PROBLEM DESCRIPTION
Copy every record below, exactly as written.
++++ TASK INPUT ++++
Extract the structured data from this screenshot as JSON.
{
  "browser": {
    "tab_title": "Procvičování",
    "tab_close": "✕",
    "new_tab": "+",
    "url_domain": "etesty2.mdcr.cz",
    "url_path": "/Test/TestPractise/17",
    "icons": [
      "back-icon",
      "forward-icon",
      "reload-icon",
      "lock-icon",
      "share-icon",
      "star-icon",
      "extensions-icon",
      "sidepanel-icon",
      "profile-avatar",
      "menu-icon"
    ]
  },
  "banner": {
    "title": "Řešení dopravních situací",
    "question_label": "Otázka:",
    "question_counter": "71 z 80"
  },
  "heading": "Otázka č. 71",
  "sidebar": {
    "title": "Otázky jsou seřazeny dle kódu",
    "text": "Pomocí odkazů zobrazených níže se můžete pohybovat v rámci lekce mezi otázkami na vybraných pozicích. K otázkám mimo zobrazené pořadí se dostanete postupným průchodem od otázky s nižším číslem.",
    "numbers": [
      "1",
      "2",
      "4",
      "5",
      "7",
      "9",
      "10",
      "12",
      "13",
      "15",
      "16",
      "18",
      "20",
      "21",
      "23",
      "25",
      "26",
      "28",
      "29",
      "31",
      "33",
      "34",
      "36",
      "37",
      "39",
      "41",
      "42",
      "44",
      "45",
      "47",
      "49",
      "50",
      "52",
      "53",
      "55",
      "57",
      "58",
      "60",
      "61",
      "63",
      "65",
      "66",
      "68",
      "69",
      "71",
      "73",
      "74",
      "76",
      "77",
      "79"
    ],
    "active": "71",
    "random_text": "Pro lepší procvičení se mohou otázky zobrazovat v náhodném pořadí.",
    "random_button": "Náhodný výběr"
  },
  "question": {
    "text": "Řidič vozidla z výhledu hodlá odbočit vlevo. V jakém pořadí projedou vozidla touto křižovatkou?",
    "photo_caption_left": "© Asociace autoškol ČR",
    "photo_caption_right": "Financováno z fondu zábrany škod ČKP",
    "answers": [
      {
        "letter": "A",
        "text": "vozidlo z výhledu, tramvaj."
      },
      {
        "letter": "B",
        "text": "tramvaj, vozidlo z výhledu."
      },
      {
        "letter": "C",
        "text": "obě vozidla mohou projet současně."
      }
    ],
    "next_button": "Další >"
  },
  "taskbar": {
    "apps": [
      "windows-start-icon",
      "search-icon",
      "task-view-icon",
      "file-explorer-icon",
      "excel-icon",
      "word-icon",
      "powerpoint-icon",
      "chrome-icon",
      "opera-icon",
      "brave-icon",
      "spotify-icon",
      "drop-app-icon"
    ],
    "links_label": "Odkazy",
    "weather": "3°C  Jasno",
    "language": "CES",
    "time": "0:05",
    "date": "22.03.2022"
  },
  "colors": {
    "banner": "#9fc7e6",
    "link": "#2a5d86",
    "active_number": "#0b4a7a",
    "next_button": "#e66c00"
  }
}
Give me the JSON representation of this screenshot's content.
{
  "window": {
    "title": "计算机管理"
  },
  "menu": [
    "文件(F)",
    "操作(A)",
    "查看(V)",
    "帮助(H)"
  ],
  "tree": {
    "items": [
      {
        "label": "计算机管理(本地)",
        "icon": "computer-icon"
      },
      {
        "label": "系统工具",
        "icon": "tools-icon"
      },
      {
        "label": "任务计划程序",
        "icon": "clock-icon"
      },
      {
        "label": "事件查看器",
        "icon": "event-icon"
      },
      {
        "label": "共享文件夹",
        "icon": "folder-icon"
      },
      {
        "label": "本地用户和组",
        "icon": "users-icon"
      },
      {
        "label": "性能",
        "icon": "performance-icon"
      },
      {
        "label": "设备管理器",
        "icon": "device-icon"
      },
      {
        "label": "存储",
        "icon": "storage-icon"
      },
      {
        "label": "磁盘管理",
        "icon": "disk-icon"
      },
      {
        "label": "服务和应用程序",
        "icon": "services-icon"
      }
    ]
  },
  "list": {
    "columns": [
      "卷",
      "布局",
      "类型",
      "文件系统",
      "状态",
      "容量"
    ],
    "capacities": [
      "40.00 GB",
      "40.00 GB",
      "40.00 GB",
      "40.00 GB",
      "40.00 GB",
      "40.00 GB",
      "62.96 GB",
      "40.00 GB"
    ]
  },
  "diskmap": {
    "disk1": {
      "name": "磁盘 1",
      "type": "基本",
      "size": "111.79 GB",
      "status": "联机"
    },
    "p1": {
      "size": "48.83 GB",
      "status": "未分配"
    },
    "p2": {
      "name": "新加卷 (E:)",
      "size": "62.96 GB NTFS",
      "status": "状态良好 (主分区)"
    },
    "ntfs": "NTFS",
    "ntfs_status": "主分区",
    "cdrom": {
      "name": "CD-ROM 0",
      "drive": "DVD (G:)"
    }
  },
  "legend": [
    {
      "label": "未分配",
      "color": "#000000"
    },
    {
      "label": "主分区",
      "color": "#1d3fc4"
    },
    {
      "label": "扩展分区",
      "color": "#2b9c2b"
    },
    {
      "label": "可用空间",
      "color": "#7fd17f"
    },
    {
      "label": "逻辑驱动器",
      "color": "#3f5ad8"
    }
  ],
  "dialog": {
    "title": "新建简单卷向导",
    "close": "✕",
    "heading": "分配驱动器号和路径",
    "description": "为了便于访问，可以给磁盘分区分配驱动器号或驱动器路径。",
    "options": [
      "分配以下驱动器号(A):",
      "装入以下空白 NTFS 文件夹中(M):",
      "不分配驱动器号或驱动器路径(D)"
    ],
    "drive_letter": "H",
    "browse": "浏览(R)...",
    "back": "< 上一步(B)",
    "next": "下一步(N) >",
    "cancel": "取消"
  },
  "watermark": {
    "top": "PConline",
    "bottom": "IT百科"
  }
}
++++
EXERCISE RESULT
Extract the structured data from this screenshot as JSON.
{
  "browser": {
    "tab_title": "Procvičování",
    "tab_close": "✕",
    "new_tab": "+",
    "url_domain": "etesty2.mdcr.cz",
    "url_path": "/Test/TestPractise/17",
    "icons": [
      "back-icon",
      "forward-icon",
      "reload-icon",
      "lock-icon",
      "share-icon",
      "star-icon",
      "extensions-icon",
      "sidepanel-icon",
      "profile-avatar",
      "menu-icon"
    ]
  },
  "banner": {
    "title": "Řešení dopravních situací",
    "question_label": "Otázka:",
    "question_counter": "71 z 80"
  },
  "heading": "Otázka č. 71",
  "sidebar": {
    "title": "Otázky jsou seřazeny dle kódu",
    "text": "Pomocí odkazů zobrazených níže se můžete pohybovat v rámci lekce mezi otázkami na vybraných pozicích. K otázkám mimo zobrazené pořadí se dostanete postupným průchodem od otázky s nižším číslem.",
    "numbers": [
      "1",
      "2",
      "4",
      "5",
      "7",
      "9",
      "10",
      "12",
      "13",
      "15",
      "16",
      "18",
      "20",
      "21",
      "23",
      "25",
      "26",
      "28",
      "29",
      "31",
      "33",
      "34",
      "36",
      "37",
      "39",
      "41",
      "42",
      "44",
      "45",
      "47",
      "49",
      "50",
      "52",
      "53",
      "55",
      "57",
      "58",
      "60",
      "61",
      "63",
      "65",
      "66",
      "68",
      "69",
      "71",
      "73",
      "74",
      "76",
      "77",
      "79"
    ],
    "active": "71",
    "random_text": "Pro lepší procvičení se mohou otázky zobrazovat v náhodném pořadí.",
    "random_button": "Náhodný výběr"
  },
  "question": {
    "text": "Řidič vozidla z výhledu hodlá odbočit vlevo. V jakém pořadí projedou vozidla touto křižovatkou?",
    "photo_caption_left": "© Asociace autoškol ČR",
    "photo_caption_right": "Financováno z fondu zábrany škod ČKP",
    "answers": [
      {
        "letter": "A",
        "text": "vozidlo z výhledu, tramvaj."
      },
      {
        "letter": "B",
        "text": "tramvaj, vozidlo z výhledu."
      },
      {
        "letter": "C",
        "text": "obě vozidla mohou projet současně."
      }
    ],
    "next_button": "Další >"
  },
  "taskbar": {
    "apps": [
      "windows-start-icon",
      "search-icon",
      "task-view-icon",
      "file-explorer-icon",
      "excel-icon",
      "word-icon",
      "powerpoint-icon",
      "chrome-icon",
      "opera-icon",
      "brave-icon",
      "spotify-icon",
      "drop-app-icon"
    ],
    "links_label": "Odkazy",
    "weather": "3°C  Jasno",
    "language": "CES",
    "time": "0:05",
    "date": "22.03.2022"
  },
  "colors": {
    "banner": "#9fc7e6",
    "link": "#2a5d86",
    "active_number": "#0b4a7a",
    "next_button": "#e66c00"
  }
}
Give me the JSON representation of this screenshot's content.
{
  "window": {
    "title": "计算机管理"
  },
  "menu": [
    "文件(F)",
    "操作(A)",
    "查看(V)",
    "帮助(H)"
  ],
  "tree": {
    "items": [
      {
        "label": "计算机管理(本地)",
        "icon": "computer-icon"
      },
      {
        "label": "系统工具",
        "icon": "tools-icon"
      },
      {
        "label": "任务计划程序",
        "icon": "clock-icon"
      },
      {
        "label": "事件查看器",
        "icon": "event-icon"
      },
      {
        "label": "共享文件夹",
        "icon": "folder-icon"
      },
      {
        "label": "本地用户和组",
        "icon": "users-icon"
      },
      {
        "label": "性能",
        "icon": "performance-icon"
      },
      {
        "label": "设备管理器",
        "icon": "device-icon"
      },
      {
        "label": "存储",
        "icon": "storage-icon"
      },
      {
        "label": "磁盘管理",
        "icon": "disk-icon"
      },
      {
        "label": "服务和应用程序",
        "icon": "services-icon"
      }
    ]
  },
  "list": {
    "columns": [
      "卷",
      "布局",
      "类型",
      "文件系统",
      "状态",
      "容量"
    ],
    "capacities": [
      "40.00 GB",
      "40.00 GB",
      "40.00 GB",
      "40.00 GB",
      "40.00 GB",
      "40.00 GB",
      "62.96 GB",
      "40.00 GB"
    ]
  },
  "diskmap": {
    "disk1": {
      "name": "磁盘 1",
      "type": "基本",
      "size": "111.79 GB",
      "status": "联机"
    },
    "p1": {
      "size": "48.83 GB",
      "status": "未分配"
    },
    "p2": {
      "name": "新加卷 (E:)",
      "size": "62.96 GB NTFS",
      "status": "状态良好 (主分区)"
    },
    "ntfs": "NTFS",
    "ntfs_status": "主分区",
    "cdrom": {
      "name": "CD-ROM 0",
      "drive": "DVD (G:)"
    }
  },
  "legend": [
    {
      "label": "未分配",
      "color": "#000000"
    },
    {
      "label": "主分区",
      "color": "#1d3fc4"
    },
    {
      "label": "扩展分区",
      "color": "#2b9c2b"
    },
    {
      "label": "可用空间",
      "color": "#7fd17f"
    },
    {
      "label": "逻辑驱动器",
      "color": "#3f5ad8"
    }
  ],
  "dialog": {
    "title": "新建简单卷向导",
    "close": "✕",
    "heading": "分配驱动器号和路径",
    "description": "为了便于访问，可以给磁盘分区分配驱动器号或驱动器路径。",
    "options": [
      "分配以下驱动器号(A):",
      "装入以下空白 NTFS 文件夹中(M):",
      "不分配驱动器号或驱动器路径(D)"
    ],
    "drive_letter": "H",
    "browse": "浏览(R)...",
    "back": "< 上一步(B)",
    "next": "下一步(N) >",
    "cancel": "取消"
  },
  "watermark": {
    "top": "PConline",
    "bottom": "IT百科"
  }
}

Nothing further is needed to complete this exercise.